#### Excerpted records
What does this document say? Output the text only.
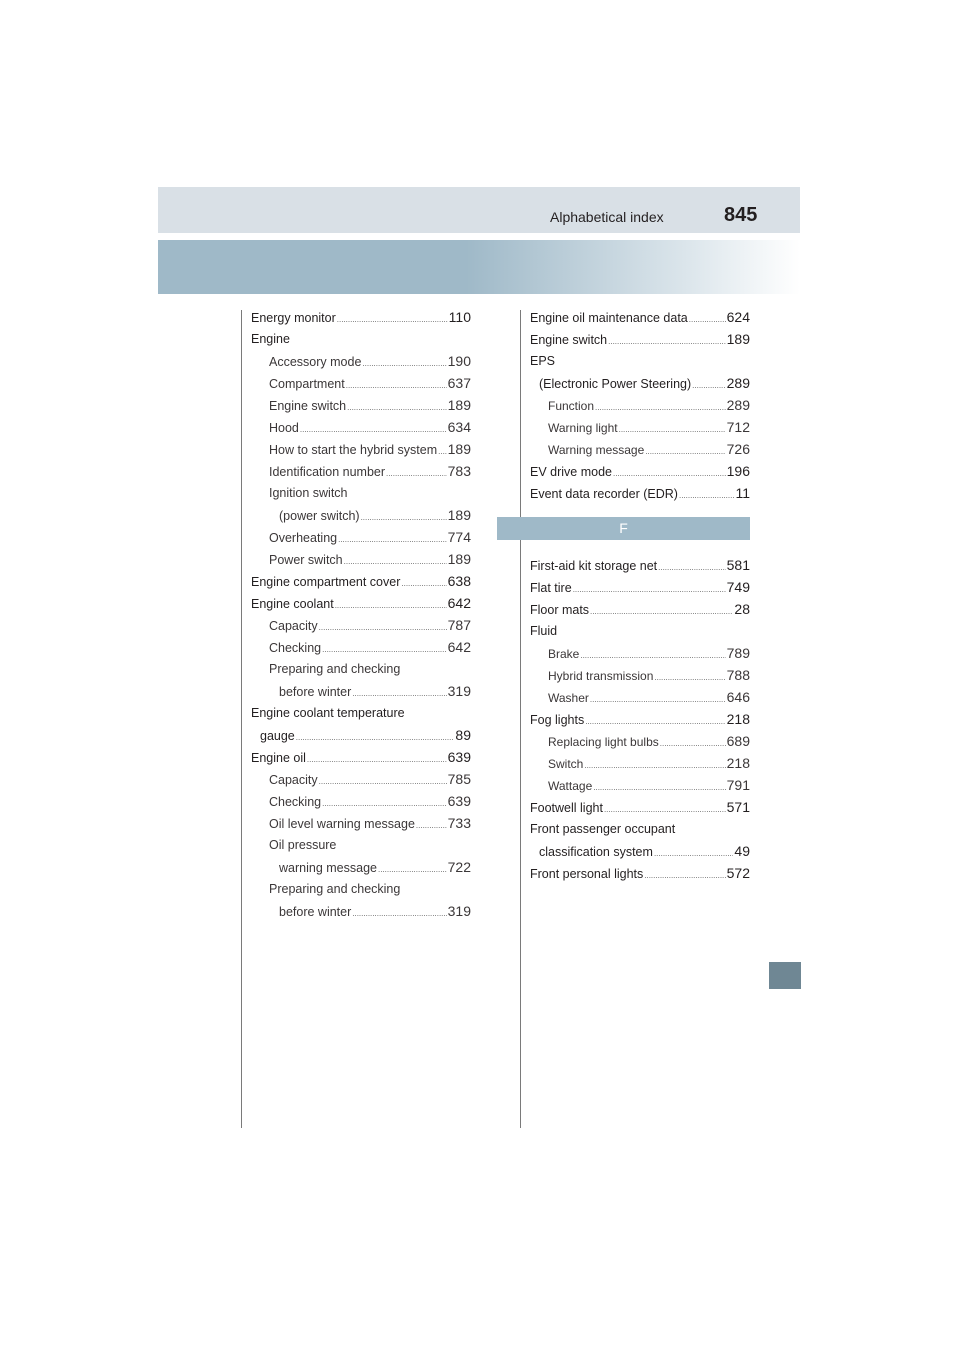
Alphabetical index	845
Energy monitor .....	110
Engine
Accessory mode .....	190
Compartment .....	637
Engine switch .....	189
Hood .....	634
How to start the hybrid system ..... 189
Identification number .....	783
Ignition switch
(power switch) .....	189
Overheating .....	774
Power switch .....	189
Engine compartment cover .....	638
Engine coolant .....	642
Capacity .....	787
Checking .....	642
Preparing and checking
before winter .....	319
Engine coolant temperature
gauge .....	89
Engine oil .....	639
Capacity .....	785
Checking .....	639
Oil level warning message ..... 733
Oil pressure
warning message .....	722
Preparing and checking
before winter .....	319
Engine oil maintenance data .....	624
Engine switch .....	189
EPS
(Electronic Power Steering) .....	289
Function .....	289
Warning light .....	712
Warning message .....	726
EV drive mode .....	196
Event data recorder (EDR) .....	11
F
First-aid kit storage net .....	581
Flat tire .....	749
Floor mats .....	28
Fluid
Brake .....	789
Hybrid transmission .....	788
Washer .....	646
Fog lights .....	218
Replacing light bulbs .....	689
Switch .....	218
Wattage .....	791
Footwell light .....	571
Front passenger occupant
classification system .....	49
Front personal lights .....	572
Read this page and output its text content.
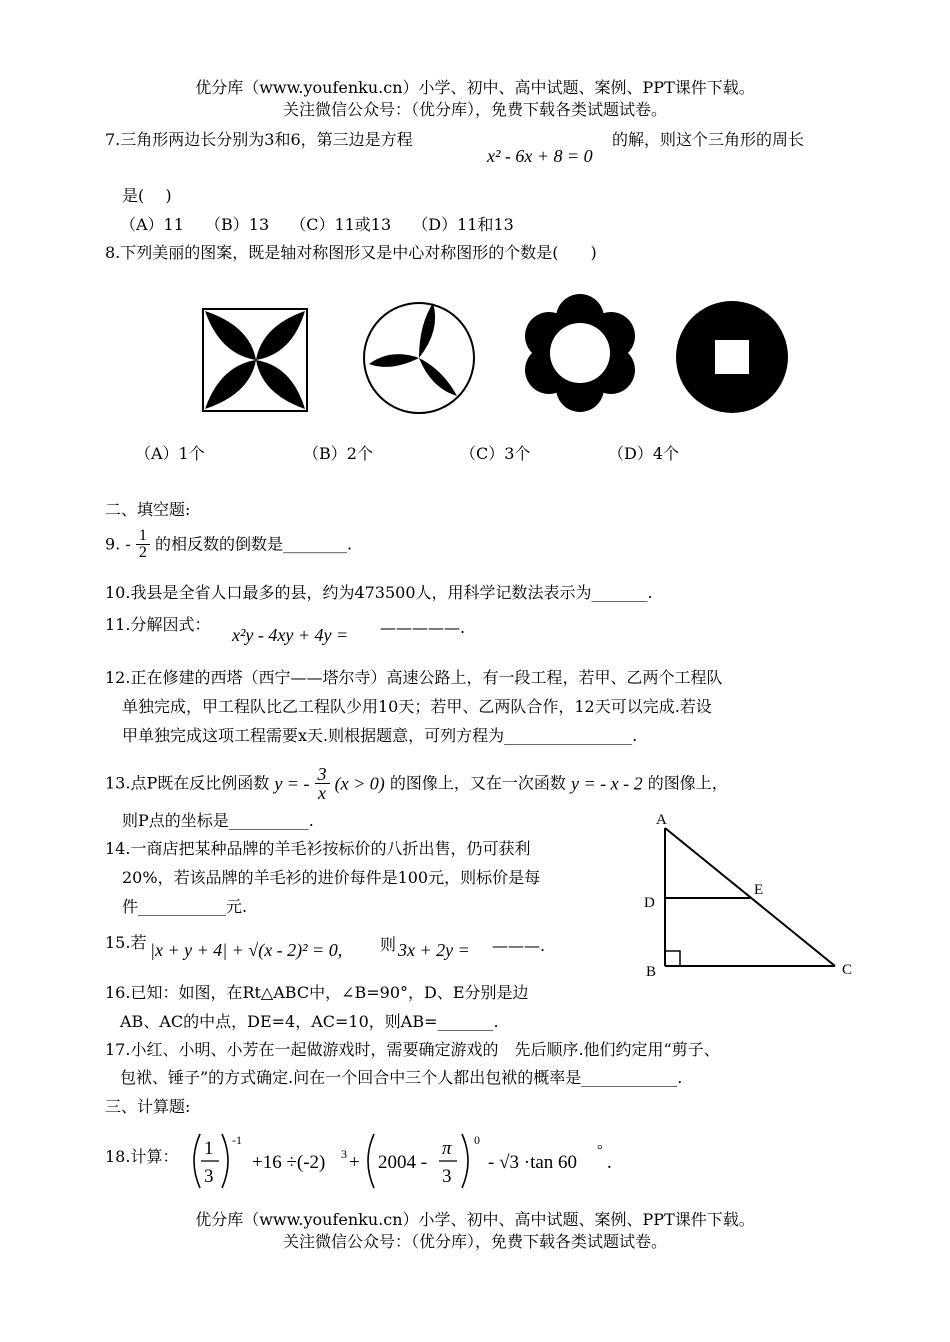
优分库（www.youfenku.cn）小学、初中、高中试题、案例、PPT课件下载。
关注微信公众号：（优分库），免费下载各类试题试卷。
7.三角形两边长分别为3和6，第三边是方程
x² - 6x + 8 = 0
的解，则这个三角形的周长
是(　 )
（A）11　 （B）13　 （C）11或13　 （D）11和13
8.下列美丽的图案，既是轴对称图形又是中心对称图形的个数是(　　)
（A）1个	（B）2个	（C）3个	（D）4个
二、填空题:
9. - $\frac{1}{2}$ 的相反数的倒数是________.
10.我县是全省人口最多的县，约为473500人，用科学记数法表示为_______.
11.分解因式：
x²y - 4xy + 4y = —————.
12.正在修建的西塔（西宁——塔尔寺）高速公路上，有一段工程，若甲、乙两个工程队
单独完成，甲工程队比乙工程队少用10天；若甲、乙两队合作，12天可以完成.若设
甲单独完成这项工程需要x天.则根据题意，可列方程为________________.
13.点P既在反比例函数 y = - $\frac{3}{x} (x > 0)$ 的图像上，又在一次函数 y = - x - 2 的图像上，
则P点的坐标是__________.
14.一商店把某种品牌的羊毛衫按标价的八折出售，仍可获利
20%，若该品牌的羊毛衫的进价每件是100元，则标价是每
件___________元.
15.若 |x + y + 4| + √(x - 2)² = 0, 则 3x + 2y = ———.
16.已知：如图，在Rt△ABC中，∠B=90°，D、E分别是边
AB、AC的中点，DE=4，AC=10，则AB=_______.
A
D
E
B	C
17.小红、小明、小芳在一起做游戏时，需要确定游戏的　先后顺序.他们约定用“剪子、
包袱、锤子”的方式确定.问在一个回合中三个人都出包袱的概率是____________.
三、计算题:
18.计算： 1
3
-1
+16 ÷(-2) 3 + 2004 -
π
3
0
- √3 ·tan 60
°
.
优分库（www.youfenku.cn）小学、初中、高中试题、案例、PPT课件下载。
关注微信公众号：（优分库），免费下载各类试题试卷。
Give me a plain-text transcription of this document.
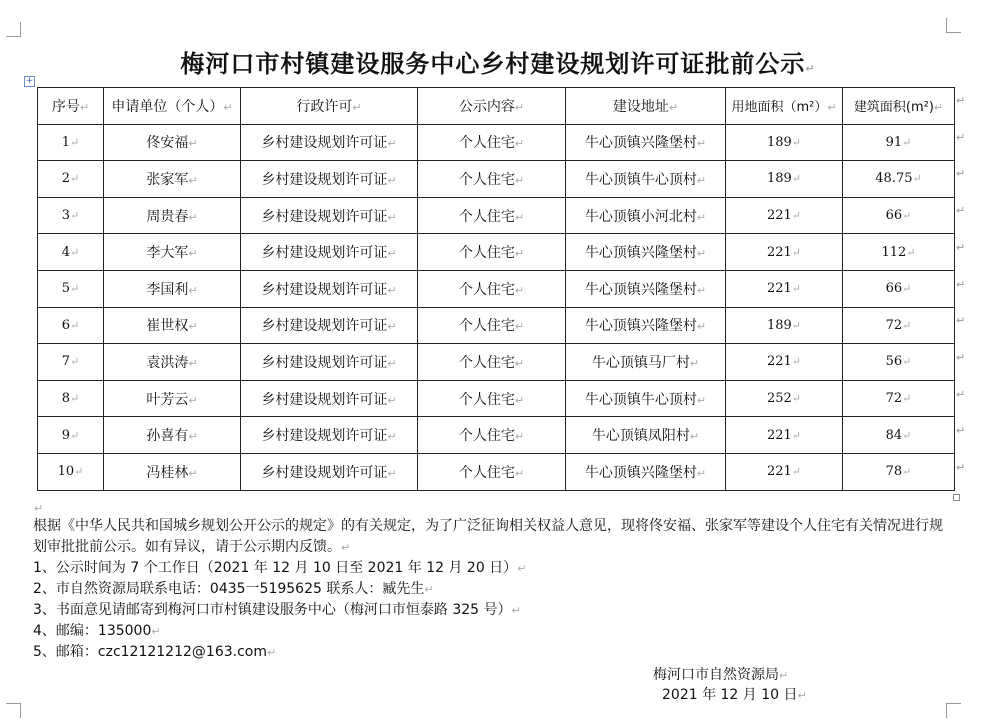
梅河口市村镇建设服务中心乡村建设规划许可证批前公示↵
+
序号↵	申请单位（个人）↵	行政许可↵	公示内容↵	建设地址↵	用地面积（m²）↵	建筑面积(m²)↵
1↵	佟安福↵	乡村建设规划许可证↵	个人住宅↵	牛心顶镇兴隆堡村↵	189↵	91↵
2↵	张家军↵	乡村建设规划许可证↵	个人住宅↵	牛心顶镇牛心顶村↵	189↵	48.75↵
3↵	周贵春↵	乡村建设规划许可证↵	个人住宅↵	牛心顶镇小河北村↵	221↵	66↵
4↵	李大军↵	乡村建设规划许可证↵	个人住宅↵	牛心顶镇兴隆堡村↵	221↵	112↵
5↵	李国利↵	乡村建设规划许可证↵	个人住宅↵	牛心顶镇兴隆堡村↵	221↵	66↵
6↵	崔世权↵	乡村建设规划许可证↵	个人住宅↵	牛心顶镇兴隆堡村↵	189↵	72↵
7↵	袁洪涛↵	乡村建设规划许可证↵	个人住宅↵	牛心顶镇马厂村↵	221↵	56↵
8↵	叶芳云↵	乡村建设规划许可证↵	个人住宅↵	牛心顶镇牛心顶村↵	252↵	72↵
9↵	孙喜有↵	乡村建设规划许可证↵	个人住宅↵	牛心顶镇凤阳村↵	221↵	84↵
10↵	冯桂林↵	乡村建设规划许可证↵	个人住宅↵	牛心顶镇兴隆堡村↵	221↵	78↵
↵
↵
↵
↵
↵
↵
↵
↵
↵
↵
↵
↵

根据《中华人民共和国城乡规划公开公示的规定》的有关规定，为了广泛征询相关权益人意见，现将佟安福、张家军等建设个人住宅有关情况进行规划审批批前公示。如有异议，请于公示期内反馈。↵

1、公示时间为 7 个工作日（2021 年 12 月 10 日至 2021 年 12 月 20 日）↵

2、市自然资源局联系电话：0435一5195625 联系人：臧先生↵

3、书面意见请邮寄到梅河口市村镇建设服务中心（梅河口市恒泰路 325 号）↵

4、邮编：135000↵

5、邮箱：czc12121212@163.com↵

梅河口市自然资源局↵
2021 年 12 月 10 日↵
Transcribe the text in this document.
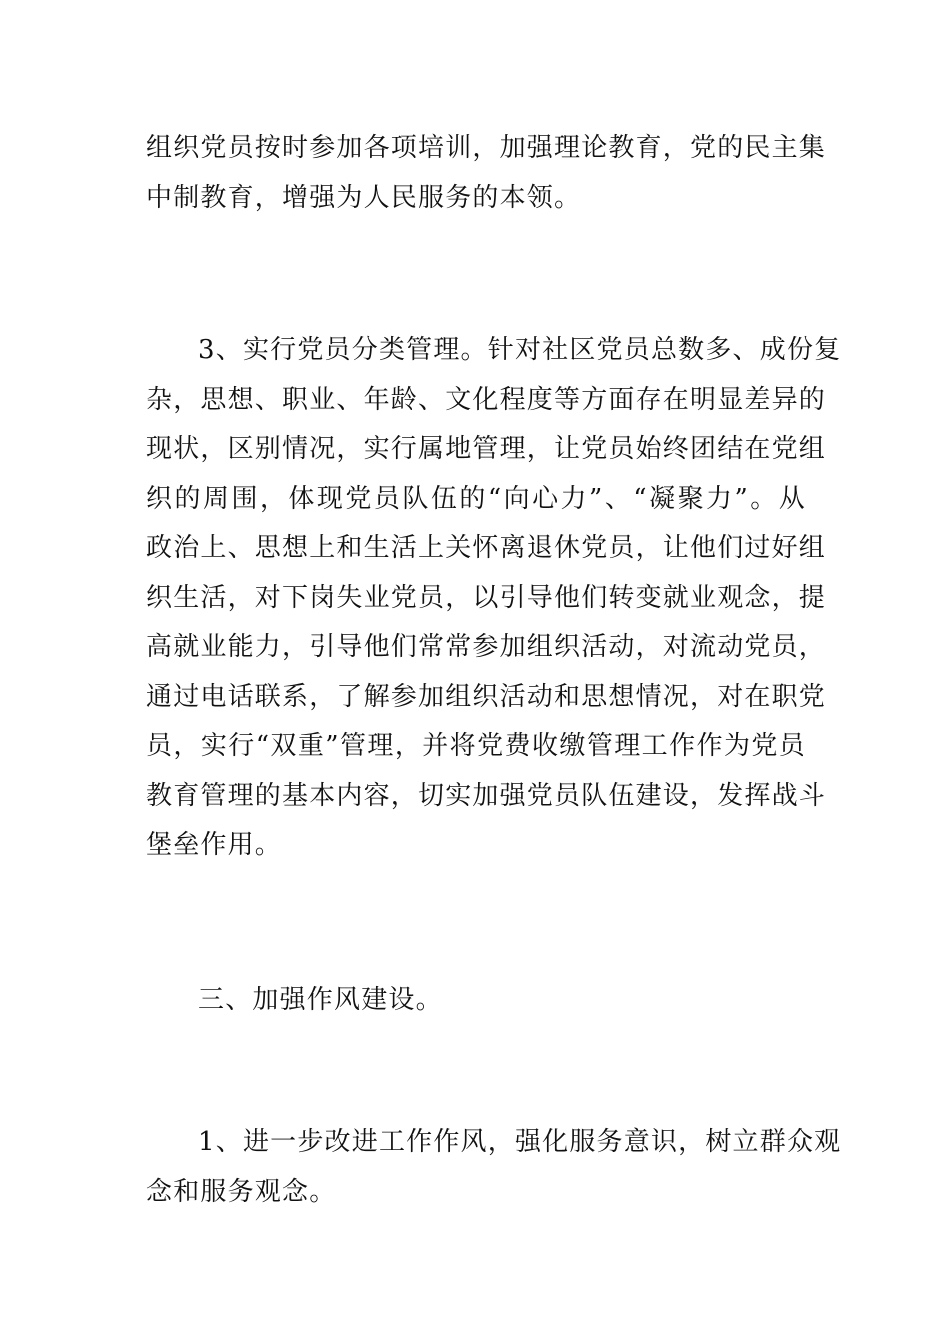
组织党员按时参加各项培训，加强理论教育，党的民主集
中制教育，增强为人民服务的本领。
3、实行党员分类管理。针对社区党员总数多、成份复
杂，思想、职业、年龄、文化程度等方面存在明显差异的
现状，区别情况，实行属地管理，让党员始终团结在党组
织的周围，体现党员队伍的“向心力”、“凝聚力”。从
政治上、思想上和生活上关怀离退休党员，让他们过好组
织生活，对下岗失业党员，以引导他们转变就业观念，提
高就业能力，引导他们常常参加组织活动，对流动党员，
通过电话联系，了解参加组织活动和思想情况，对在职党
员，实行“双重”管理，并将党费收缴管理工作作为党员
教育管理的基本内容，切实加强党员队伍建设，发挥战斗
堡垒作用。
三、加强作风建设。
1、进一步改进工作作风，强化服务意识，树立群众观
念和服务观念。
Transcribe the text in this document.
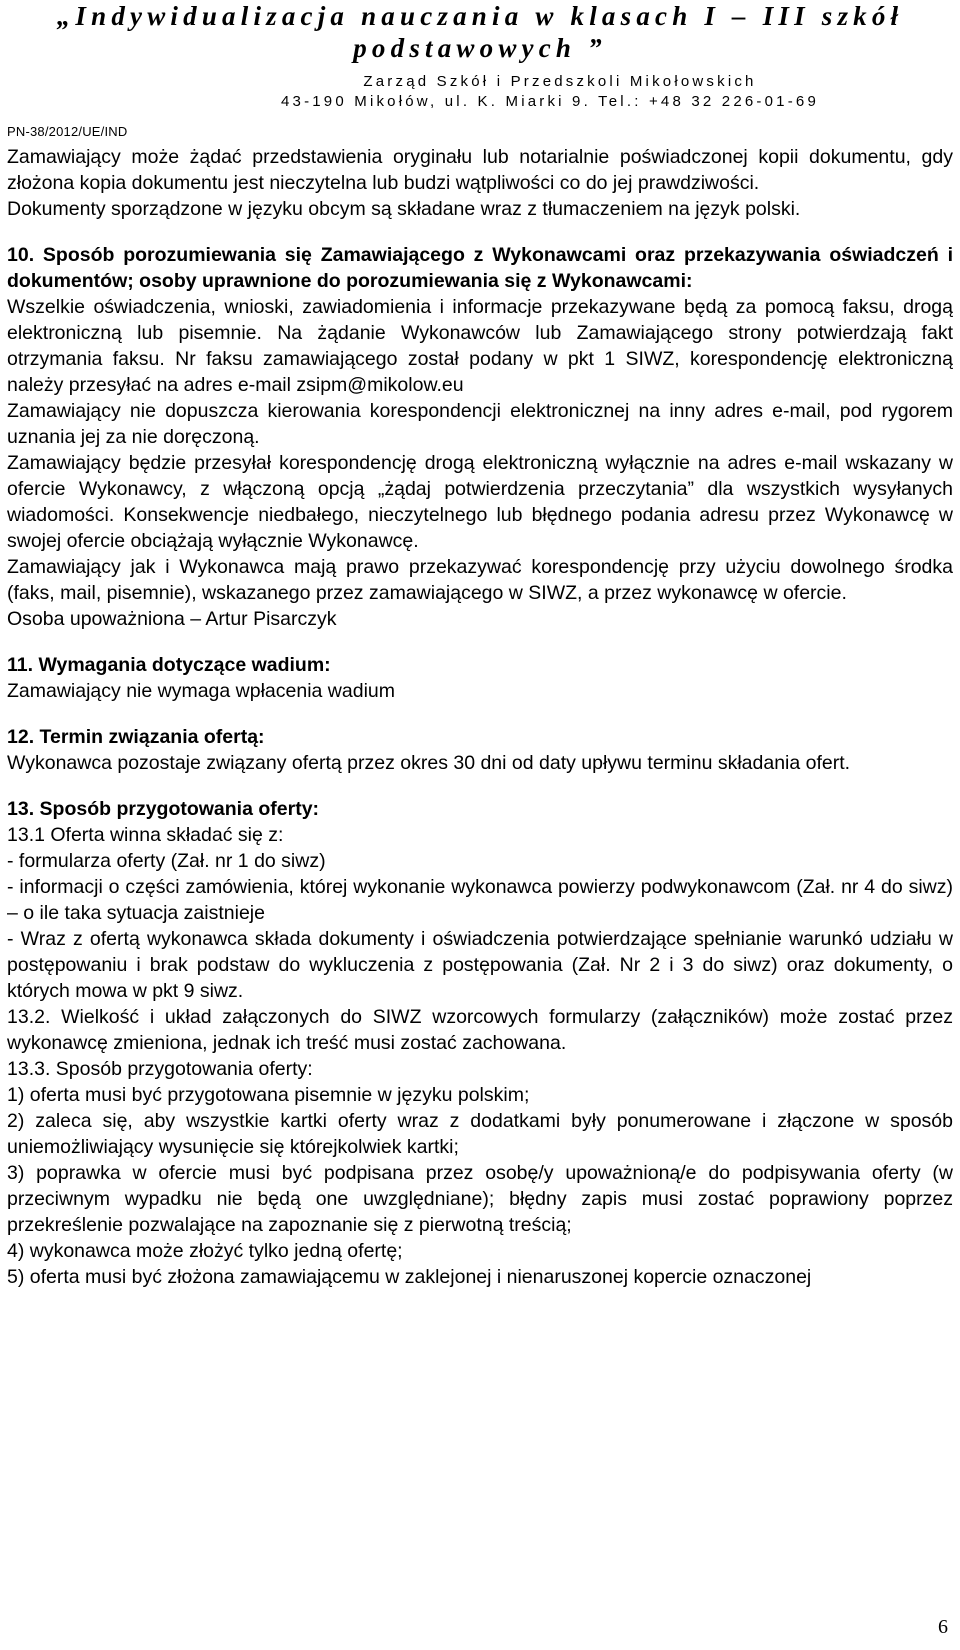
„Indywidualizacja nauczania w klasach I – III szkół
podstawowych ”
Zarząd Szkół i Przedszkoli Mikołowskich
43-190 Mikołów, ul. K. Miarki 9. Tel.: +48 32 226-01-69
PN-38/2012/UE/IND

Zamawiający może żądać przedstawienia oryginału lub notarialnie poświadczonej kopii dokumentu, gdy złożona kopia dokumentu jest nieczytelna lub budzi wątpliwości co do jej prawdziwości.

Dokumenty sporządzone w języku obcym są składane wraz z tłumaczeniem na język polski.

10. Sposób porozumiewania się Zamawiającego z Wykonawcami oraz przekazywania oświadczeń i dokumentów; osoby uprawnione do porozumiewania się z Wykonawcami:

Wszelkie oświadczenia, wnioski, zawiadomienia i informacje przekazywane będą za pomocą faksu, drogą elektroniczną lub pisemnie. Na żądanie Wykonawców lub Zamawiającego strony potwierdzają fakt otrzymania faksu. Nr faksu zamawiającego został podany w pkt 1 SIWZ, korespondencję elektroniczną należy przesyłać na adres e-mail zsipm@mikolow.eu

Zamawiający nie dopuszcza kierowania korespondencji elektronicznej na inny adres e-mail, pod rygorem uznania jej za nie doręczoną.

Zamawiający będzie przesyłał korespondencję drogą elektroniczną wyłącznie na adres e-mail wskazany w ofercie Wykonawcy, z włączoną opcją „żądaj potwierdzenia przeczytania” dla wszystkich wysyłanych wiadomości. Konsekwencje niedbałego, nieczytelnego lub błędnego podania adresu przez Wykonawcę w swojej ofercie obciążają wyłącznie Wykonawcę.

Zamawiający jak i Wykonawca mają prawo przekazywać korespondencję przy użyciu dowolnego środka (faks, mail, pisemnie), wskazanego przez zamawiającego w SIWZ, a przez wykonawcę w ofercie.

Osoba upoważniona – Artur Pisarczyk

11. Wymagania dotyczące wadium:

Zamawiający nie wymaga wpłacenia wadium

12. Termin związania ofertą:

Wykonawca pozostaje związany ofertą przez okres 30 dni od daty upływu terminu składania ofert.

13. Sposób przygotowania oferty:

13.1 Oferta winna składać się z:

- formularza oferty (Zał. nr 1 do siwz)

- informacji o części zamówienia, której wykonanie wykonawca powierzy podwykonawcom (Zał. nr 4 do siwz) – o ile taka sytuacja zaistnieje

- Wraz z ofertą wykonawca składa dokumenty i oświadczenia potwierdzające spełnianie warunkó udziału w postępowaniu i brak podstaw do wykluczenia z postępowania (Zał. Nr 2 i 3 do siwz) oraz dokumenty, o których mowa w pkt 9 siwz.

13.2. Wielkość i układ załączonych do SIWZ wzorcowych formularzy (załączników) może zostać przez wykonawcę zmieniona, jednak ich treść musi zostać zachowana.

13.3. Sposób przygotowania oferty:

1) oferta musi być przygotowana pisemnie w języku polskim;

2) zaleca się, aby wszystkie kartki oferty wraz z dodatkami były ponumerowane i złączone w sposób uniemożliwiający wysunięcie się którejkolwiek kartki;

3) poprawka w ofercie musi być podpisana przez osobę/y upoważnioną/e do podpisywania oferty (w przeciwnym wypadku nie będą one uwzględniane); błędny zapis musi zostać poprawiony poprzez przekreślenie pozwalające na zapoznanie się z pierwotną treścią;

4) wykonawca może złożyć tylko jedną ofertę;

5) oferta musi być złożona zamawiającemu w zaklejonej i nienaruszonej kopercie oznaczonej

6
########
Report how many lines of the records above contain the word "ofertą", giving only the number.

3